(Goal)
Of all the lines in these entries, how many contain the string "median"? Give only that count.

************

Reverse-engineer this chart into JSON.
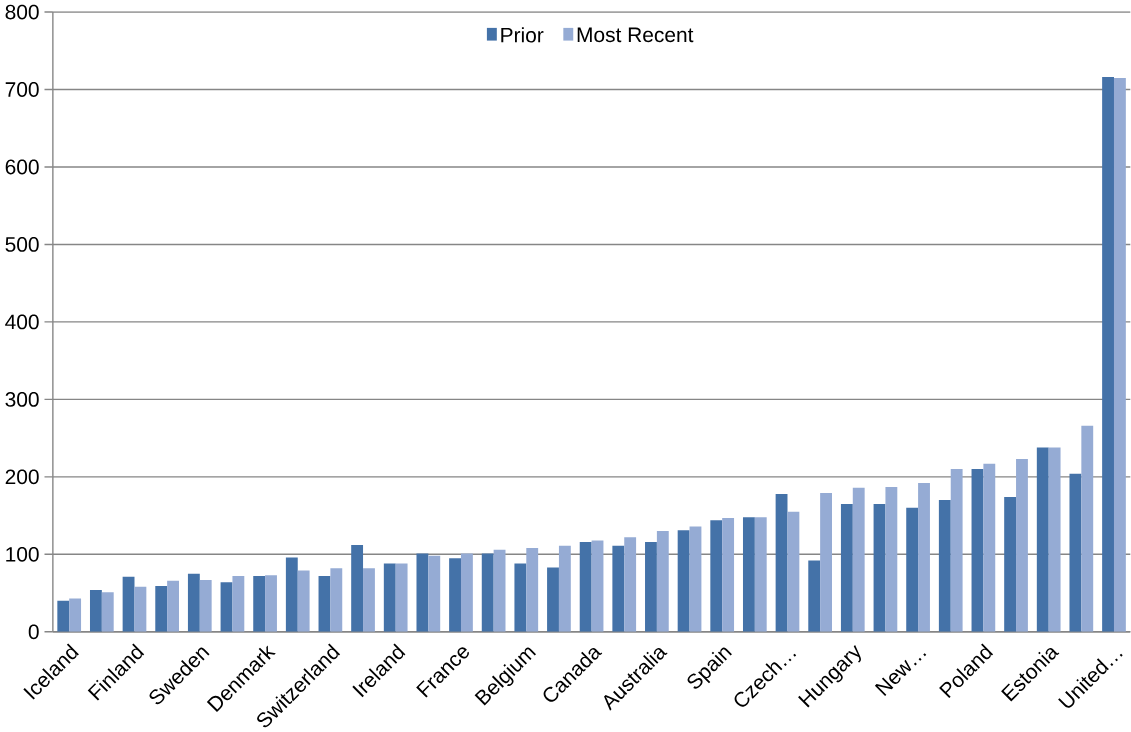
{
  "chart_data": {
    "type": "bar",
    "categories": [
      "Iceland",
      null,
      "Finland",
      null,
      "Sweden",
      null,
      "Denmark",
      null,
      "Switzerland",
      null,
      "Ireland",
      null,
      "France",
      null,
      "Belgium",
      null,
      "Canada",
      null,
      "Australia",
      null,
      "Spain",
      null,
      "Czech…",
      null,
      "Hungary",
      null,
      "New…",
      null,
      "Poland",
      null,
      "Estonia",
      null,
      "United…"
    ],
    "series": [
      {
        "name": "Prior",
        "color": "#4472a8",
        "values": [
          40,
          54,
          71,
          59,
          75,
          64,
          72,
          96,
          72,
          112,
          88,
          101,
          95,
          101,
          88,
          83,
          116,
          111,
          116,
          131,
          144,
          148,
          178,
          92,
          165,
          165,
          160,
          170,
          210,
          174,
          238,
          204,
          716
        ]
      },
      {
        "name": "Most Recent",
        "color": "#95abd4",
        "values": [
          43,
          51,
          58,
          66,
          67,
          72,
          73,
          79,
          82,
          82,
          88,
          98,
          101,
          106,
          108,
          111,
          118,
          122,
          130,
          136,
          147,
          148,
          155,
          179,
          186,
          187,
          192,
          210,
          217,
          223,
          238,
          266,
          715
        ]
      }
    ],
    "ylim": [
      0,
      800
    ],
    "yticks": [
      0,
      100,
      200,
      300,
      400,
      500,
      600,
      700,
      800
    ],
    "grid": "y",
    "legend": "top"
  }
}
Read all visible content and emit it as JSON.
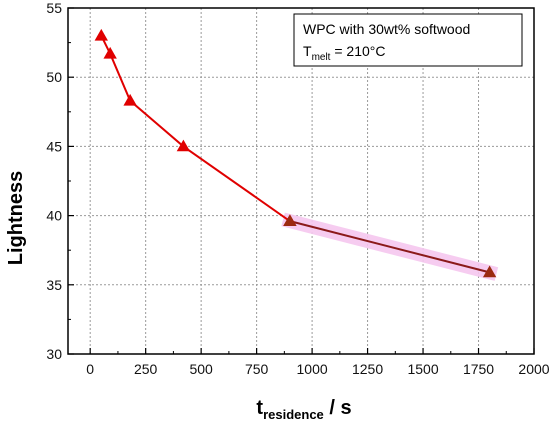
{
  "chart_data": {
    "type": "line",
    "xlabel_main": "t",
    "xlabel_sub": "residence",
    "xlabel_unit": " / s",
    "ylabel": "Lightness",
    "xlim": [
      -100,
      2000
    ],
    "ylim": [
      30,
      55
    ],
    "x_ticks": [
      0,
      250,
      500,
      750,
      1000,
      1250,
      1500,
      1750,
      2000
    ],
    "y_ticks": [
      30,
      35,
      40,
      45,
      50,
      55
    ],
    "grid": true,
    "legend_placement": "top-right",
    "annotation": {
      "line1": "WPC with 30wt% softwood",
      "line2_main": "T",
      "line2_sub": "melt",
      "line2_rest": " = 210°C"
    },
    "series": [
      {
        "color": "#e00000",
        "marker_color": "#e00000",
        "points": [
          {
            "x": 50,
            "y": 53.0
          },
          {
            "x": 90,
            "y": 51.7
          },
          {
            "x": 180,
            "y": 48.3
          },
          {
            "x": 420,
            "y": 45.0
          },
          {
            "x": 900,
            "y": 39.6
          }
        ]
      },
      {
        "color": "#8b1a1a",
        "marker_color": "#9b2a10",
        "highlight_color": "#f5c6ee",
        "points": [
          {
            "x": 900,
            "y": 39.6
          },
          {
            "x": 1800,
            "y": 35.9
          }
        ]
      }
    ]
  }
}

************

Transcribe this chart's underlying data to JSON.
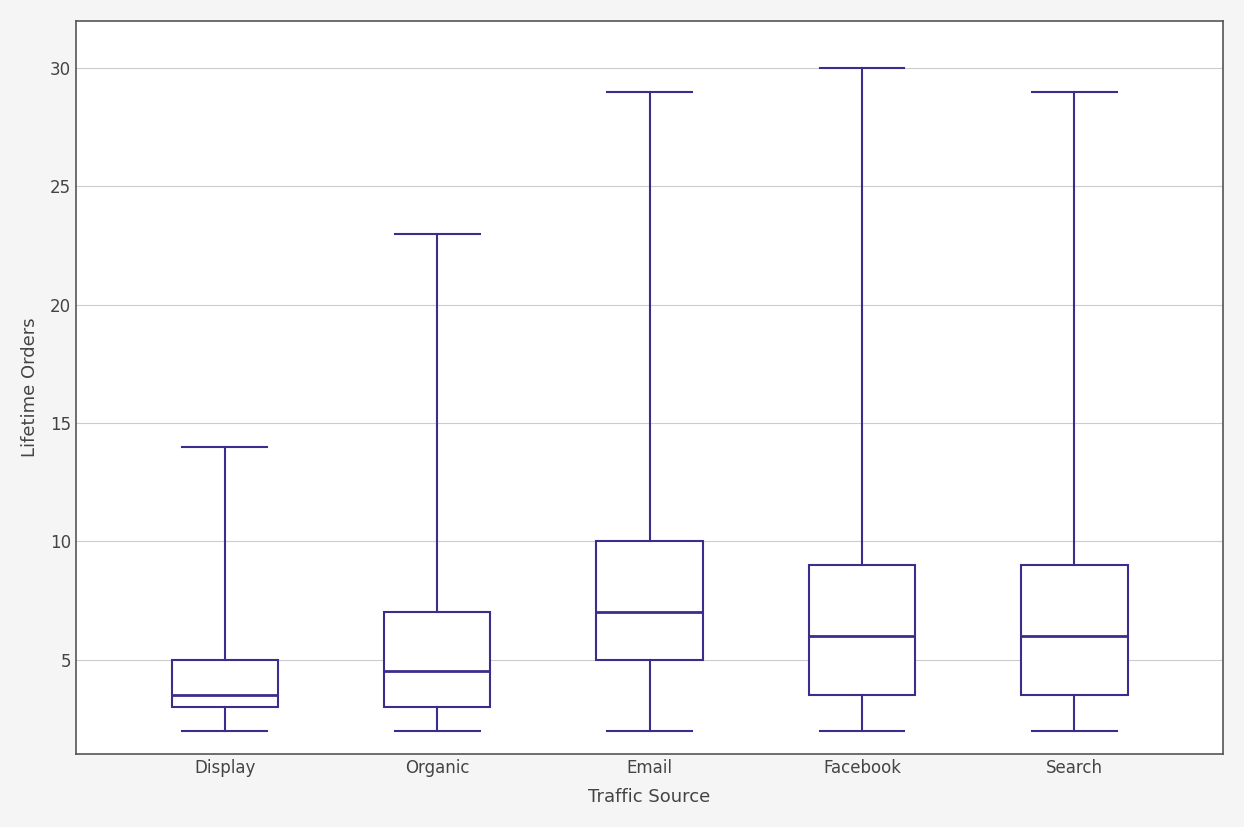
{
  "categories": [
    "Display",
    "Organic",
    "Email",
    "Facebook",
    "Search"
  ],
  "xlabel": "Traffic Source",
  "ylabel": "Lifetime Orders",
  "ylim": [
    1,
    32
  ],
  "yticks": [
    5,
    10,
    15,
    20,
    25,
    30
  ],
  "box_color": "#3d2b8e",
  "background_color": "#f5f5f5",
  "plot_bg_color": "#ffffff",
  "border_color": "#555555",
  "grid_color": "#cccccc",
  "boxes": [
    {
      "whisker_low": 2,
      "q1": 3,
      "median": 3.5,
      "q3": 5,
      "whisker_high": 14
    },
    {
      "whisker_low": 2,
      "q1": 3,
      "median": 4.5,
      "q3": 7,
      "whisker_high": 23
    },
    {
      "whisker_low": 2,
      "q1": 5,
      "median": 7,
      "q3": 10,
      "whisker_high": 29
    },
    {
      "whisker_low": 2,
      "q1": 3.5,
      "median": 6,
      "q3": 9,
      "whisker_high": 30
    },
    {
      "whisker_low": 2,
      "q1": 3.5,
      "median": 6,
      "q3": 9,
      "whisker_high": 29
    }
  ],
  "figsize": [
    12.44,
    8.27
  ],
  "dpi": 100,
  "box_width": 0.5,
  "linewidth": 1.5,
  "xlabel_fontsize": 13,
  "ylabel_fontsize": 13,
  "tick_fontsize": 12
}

************

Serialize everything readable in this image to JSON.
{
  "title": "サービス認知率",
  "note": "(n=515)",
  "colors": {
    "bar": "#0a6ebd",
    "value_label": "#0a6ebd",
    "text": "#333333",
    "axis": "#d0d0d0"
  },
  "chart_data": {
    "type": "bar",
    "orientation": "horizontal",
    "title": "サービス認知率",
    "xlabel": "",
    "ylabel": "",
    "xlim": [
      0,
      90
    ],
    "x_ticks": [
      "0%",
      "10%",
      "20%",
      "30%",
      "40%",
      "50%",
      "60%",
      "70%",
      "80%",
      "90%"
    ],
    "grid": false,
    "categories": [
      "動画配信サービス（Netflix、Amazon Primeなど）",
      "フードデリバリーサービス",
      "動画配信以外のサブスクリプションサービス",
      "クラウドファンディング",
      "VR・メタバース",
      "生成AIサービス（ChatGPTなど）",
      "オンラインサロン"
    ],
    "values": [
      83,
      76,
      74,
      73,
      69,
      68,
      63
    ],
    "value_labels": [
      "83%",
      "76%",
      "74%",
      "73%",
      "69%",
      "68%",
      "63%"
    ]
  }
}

************

(Output)
5